-- LISTING start --

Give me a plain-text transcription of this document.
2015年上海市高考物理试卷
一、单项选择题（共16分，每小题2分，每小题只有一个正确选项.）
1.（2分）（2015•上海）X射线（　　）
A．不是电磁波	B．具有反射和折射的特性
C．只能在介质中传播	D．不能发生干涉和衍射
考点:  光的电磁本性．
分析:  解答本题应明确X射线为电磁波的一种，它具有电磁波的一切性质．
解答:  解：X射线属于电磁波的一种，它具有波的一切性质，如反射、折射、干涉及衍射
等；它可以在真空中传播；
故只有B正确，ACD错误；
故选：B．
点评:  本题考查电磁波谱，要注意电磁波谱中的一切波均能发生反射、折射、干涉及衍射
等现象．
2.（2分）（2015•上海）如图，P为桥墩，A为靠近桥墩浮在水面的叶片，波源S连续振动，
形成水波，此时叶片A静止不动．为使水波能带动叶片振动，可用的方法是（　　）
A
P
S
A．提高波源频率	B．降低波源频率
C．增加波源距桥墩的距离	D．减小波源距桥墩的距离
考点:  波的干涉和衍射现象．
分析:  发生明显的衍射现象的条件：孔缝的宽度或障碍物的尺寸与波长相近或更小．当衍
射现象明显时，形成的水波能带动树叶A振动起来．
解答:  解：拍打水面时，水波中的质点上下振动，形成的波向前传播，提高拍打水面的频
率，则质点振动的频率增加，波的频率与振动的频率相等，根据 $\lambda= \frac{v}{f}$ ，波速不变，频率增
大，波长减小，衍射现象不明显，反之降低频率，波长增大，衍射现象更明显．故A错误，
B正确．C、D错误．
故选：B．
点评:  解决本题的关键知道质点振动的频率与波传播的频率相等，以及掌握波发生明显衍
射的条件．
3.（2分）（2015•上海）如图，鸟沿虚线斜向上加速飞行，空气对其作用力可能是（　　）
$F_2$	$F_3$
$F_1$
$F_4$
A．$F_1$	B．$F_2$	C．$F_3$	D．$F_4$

-- LISTING end --

▶ WHAT TO DO
Give back all the data exactly as written.

▶ ANSWER TO THE TASK
Give me a plain-text transcription of this document.
2015年上海市高考物理试卷
一、单项选择题（共16分，每小题2分，每小题只有一个正确选项.）
1.（2分）（2015•上海）X射线（　　）
A．不是电磁波	B．具有反射和折射的特性
C．只能在介质中传播	D．不能发生干涉和衍射
考点:  光的电磁本性．
分析:  解答本题应明确X射线为电磁波的一种，它具有电磁波的一切性质．
解答:  解：X射线属于电磁波的一种，它具有波的一切性质，如反射、折射、干涉及衍射
等；它可以在真空中传播；
故只有B正确，ACD错误；
故选：B．
点评:  本题考查电磁波谱，要注意电磁波谱中的一切波均能发生反射、折射、干涉及衍射
等现象．
2.（2分）（2015•上海）如图，P为桥墩，A为靠近桥墩浮在水面的叶片，波源S连续振动，
形成水波，此时叶片A静止不动．为使水波能带动叶片振动，可用的方法是（　　）
A
P
S
A．提高波源频率	B．降低波源频率
C．增加波源距桥墩的距离	D．减小波源距桥墩的距离
考点:  波的干涉和衍射现象．
分析:  发生明显的衍射现象的条件：孔缝的宽度或障碍物的尺寸与波长相近或更小．当衍
射现象明显时，形成的水波能带动树叶A振动起来．
解答:  解：拍打水面时，水波中的质点上下振动，形成的波向前传播，提高拍打水面的频
率，则质点振动的频率增加，波的频率与振动的频率相等，根据 $\lambda= \frac{v}{f}$ ，波速不变，频率增
大，波长减小，衍射现象不明显，反之降低频率，波长增大，衍射现象更明显．故A错误，
B正确．C、D错误．
故选：B．
点评:  解决本题的关键知道质点振动的频率与波传播的频率相等，以及掌握波发生明显衍
射的条件．
3.（2分）（2015•上海）如图，鸟沿虚线斜向上加速飞行，空气对其作用力可能是（　　）
$F_2$	$F_3$
$F_1$
$F_4$
A．$F_1$	B．$F_2$	C．$F_3$	D．$F_4$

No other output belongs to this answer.